■ **Task brief**
Write every record out again exactly as given.
───── Records to use
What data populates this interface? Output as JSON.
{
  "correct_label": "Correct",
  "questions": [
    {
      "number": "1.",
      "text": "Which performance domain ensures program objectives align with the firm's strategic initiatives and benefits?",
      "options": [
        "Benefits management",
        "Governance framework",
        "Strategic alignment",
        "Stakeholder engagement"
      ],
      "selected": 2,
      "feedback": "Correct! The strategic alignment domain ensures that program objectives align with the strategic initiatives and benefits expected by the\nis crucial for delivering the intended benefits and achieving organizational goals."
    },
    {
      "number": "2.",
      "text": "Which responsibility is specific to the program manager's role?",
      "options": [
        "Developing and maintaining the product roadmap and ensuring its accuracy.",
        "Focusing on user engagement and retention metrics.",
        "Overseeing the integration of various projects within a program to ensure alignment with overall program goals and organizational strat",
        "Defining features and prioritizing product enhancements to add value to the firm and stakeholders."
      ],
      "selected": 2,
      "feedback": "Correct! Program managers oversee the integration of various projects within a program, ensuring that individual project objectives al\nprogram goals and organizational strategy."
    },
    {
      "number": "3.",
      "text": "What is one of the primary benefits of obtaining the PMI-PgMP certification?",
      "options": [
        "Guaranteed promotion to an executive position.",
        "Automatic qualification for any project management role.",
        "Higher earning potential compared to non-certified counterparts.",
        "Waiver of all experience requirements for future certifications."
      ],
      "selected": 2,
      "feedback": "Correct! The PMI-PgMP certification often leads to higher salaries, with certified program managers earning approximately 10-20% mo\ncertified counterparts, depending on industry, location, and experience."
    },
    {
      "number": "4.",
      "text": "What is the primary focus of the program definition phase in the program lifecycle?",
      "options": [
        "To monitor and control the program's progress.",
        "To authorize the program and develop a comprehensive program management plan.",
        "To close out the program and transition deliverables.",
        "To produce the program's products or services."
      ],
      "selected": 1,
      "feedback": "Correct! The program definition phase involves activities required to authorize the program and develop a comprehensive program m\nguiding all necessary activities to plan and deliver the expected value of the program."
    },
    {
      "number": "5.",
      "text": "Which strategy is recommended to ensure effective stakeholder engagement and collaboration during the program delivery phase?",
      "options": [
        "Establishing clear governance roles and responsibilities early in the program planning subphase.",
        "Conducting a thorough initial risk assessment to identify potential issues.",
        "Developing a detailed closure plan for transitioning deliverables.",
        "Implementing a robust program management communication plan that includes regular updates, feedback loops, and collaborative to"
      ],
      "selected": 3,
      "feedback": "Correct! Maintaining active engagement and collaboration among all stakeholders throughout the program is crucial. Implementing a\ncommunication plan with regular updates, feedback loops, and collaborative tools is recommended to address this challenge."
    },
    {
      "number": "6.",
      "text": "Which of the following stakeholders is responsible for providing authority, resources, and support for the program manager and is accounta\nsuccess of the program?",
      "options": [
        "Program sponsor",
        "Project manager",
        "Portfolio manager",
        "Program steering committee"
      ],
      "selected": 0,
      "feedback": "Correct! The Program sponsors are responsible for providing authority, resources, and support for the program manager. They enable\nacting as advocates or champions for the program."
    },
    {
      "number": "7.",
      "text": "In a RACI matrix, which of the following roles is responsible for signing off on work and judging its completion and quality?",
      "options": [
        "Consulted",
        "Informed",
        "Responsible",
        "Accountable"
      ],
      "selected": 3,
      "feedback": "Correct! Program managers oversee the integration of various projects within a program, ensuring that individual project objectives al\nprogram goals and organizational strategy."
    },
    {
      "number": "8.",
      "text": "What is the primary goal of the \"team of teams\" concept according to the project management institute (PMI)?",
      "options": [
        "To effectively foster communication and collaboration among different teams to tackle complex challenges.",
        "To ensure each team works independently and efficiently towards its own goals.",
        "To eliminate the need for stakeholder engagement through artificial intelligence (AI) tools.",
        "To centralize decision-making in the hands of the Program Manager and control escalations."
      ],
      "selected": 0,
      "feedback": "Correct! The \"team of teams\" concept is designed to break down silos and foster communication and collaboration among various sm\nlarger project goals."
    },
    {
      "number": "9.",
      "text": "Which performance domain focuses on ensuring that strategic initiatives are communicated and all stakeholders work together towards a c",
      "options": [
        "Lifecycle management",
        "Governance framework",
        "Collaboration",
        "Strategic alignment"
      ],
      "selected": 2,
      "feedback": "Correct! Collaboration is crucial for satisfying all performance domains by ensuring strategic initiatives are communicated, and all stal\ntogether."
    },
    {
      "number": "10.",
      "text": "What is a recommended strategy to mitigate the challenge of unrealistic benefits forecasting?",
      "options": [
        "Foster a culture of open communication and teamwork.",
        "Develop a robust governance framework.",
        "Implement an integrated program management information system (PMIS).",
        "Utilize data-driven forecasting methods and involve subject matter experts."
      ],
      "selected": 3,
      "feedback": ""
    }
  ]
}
──────────
■ **Exercise response**
What data populates this interface? Output as JSON.
{
  "correct_label": "Correct",
  "questions": [
    {
      "number": "1.",
      "text": "Which performance domain ensures program objectives align with the firm's strategic initiatives and benefits?",
      "options": [
        "Benefits management",
        "Governance framework",
        "Strategic alignment",
        "Stakeholder engagement"
      ],
      "selected": 2,
      "feedback": "Correct! The strategic alignment domain ensures that program objectives align with the strategic initiatives and benefits expected by the\nis crucial for delivering the intended benefits and achieving organizational goals."
    },
    {
      "number": "2.",
      "text": "Which responsibility is specific to the program manager's role?",
      "options": [
        "Developing and maintaining the product roadmap and ensuring its accuracy.",
        "Focusing on user engagement and retention metrics.",
        "Overseeing the integration of various projects within a program to ensure alignment with overall program goals and organizational strat",
        "Defining features and prioritizing product enhancements to add value to the firm and stakeholders."
      ],
      "selected": 2,
      "feedback": "Correct! Program managers oversee the integration of various projects within a program, ensuring that individual project objectives al\nprogram goals and organizational strategy."
    },
    {
      "number": "3.",
      "text": "What is one of the primary benefits of obtaining the PMI-PgMP certification?",
      "options": [
        "Guaranteed promotion to an executive position.",
        "Automatic qualification for any project management role.",
        "Higher earning potential compared to non-certified counterparts.",
        "Waiver of all experience requirements for future certifications."
      ],
      "selected": 2,
      "feedback": "Correct! The PMI-PgMP certification often leads to higher salaries, with certified program managers earning approximately 10-20% mo\ncertified counterparts, depending on industry, location, and experience."
    },
    {
      "number": "4.",
      "text": "What is the primary focus of the program definition phase in the program lifecycle?",
      "options": [
        "To monitor and control the program's progress.",
        "To authorize the program and develop a comprehensive program management plan.",
        "To close out the program and transition deliverables.",
        "To produce the program's products or services."
      ],
      "selected": 1,
      "feedback": "Correct! The program definition phase involves activities required to authorize the program and develop a comprehensive program m\nguiding all necessary activities to plan and deliver the expected value of the program."
    },
    {
      "number": "5.",
      "text": "Which strategy is recommended to ensure effective stakeholder engagement and collaboration during the program delivery phase?",
      "options": [
        "Establishing clear governance roles and responsibilities early in the program planning subphase.",
        "Conducting a thorough initial risk assessment to identify potential issues.",
        "Developing a detailed closure plan for transitioning deliverables.",
        "Implementing a robust program management communication plan that includes regular updates, feedback loops, and collaborative to"
      ],
      "selected": 3,
      "feedback": "Correct! Maintaining active engagement and collaboration among all stakeholders throughout the program is crucial. Implementing a\ncommunication plan with regular updates, feedback loops, and collaborative tools is recommended to address this challenge."
    },
    {
      "number": "6.",
      "text": "Which of the following stakeholders is responsible for providing authority, resources, and support for the program manager and is accounta\nsuccess of the program?",
      "options": [
        "Program sponsor",
        "Project manager",
        "Portfolio manager",
        "Program steering committee"
      ],
      "selected": 0,
      "feedback": "Correct! The Program sponsors are responsible for providing authority, resources, and support for the program manager. They enable\nacting as advocates or champions for the program."
    },
    {
      "number": "7.",
      "text": "In a RACI matrix, which of the following roles is responsible for signing off on work and judging its completion and quality?",
      "options": [
        "Consulted",
        "Informed",
        "Responsible",
        "Accountable"
      ],
      "selected": 3,
      "feedback": "Correct! Program managers oversee the integration of various projects within a program, ensuring that individual project objectives al\nprogram goals and organizational strategy."
    },
    {
      "number": "8.",
      "text": "What is the primary goal of the \"team of teams\" concept according to the project management institute (PMI)?",
      "options": [
        "To effectively foster communication and collaboration among different teams to tackle complex challenges.",
        "To ensure each team works independently and efficiently towards its own goals.",
        "To eliminate the need for stakeholder engagement through artificial intelligence (AI) tools.",
        "To centralize decision-making in the hands of the Program Manager and control escalations."
      ],
      "selected": 0,
      "feedback": "Correct! The \"team of teams\" concept is designed to break down silos and foster communication and collaboration among various sm\nlarger project goals."
    },
    {
      "number": "9.",
      "text": "Which performance domain focuses on ensuring that strategic initiatives are communicated and all stakeholders work together towards a c",
      "options": [
        "Lifecycle management",
        "Governance framework",
        "Collaboration",
        "Strategic alignment"
      ],
      "selected": 2,
      "feedback": "Correct! Collaboration is crucial for satisfying all performance domains by ensuring strategic initiatives are communicated, and all stal\ntogether."
    },
    {
      "number": "10.",
      "text": "What is a recommended strategy to mitigate the challenge of unrealistic benefits forecasting?",
      "options": [
        "Foster a culture of open communication and teamwork.",
        "Develop a robust governance framework.",
        "Implement an integrated program management information system (PMIS).",
        "Utilize data-driven forecasting methods and involve subject matter experts."
      ],
      "selected": 3,
      "feedback": ""
    }
  ]
}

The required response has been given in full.